| Aim |
Using the listing below, select the lines with the word "John" and copy them.

══ Data section ══

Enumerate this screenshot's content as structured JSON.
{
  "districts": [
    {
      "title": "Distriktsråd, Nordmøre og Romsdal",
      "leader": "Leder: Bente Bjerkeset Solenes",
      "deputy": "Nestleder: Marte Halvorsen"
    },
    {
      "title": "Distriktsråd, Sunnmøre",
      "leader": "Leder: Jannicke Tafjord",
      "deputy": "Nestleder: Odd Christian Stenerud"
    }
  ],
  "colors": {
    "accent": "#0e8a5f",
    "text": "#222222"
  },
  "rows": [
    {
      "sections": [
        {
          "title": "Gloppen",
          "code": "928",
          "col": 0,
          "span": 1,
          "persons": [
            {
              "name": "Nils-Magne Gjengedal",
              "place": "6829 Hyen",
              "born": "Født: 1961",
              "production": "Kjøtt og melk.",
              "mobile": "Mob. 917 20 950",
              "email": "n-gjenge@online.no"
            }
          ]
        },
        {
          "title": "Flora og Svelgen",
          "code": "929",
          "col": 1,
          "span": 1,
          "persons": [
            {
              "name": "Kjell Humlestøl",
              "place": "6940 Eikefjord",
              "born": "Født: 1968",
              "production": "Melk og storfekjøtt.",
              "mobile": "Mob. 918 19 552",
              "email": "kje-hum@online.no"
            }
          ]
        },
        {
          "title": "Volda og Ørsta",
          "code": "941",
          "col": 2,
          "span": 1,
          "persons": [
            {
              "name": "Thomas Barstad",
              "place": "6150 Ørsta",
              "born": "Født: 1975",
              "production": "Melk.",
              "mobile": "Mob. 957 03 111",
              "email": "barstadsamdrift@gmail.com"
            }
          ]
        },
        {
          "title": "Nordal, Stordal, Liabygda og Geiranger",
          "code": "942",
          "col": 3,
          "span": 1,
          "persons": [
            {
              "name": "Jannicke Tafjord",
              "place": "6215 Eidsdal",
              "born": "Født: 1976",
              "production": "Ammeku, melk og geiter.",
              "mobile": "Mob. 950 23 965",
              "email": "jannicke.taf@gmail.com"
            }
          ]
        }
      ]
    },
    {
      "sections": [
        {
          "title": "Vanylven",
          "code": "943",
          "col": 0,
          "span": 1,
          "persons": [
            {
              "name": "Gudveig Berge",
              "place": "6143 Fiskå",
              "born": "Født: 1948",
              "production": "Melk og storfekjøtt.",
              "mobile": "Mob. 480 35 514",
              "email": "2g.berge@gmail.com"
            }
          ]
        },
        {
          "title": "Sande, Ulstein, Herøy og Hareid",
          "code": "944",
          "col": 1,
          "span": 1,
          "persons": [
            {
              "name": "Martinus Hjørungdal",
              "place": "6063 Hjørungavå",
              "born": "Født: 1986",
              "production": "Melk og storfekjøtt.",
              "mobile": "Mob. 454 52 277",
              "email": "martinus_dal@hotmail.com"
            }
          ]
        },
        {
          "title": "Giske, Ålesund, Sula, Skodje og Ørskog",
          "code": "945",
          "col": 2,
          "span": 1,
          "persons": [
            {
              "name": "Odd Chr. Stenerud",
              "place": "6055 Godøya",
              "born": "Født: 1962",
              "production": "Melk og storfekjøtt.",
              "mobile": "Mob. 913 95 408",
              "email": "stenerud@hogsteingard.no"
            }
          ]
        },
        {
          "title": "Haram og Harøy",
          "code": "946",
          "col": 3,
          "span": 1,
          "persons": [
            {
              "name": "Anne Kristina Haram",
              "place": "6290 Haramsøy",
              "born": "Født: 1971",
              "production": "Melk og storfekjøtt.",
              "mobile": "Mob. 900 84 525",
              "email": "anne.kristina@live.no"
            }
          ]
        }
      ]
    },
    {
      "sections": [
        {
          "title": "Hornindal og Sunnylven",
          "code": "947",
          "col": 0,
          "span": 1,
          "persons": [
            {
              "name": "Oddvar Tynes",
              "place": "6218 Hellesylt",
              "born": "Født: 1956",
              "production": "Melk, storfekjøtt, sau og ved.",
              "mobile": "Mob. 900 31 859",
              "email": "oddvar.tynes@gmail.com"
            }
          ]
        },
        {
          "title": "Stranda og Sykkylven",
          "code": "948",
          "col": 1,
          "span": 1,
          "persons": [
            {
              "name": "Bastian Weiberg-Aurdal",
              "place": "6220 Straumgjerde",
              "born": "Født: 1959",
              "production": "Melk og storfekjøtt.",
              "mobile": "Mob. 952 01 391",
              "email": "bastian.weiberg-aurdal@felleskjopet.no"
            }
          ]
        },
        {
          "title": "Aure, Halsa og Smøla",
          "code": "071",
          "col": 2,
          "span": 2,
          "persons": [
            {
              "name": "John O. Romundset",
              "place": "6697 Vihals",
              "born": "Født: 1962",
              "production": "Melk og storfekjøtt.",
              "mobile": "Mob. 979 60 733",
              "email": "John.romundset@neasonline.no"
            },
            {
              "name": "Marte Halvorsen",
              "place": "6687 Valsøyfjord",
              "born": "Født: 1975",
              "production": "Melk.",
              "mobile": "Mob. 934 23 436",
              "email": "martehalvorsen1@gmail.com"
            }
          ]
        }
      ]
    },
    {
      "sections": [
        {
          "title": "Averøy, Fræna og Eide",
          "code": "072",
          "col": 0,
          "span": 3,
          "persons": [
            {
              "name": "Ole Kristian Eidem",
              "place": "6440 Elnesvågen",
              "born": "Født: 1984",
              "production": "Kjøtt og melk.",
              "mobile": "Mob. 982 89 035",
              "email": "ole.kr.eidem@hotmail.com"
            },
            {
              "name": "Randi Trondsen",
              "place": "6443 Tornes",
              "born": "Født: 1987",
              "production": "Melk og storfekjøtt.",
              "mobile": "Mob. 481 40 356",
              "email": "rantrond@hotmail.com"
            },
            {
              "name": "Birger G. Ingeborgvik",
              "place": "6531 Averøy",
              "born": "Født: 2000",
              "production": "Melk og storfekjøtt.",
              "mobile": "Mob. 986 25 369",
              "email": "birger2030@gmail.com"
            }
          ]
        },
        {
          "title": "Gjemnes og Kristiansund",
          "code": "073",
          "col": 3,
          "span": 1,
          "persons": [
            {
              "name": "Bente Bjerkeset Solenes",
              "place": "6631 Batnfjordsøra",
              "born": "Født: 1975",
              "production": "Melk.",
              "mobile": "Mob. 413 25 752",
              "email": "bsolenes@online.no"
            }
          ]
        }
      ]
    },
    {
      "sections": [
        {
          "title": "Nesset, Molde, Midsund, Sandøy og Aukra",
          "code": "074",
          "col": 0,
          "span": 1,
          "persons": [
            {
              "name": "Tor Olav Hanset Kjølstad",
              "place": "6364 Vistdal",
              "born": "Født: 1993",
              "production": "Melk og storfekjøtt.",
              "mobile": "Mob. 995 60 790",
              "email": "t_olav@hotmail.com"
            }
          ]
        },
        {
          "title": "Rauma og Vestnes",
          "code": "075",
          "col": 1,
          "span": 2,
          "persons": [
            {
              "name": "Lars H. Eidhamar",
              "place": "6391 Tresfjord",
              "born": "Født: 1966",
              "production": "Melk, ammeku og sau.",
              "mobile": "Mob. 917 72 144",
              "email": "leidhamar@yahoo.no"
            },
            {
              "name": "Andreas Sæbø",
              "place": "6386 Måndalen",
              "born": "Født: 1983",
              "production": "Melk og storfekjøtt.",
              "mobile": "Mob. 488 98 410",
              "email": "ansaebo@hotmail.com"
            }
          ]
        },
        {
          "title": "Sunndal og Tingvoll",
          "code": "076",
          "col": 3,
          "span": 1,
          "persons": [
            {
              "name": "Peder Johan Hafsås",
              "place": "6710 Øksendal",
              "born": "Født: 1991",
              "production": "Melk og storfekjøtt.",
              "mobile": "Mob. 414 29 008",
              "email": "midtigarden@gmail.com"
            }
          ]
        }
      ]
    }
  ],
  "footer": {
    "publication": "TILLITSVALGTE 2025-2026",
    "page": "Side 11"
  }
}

═══

| Task result |
              "name": "John O. Romundset",
              "email": "John.romundset@neasonline.no"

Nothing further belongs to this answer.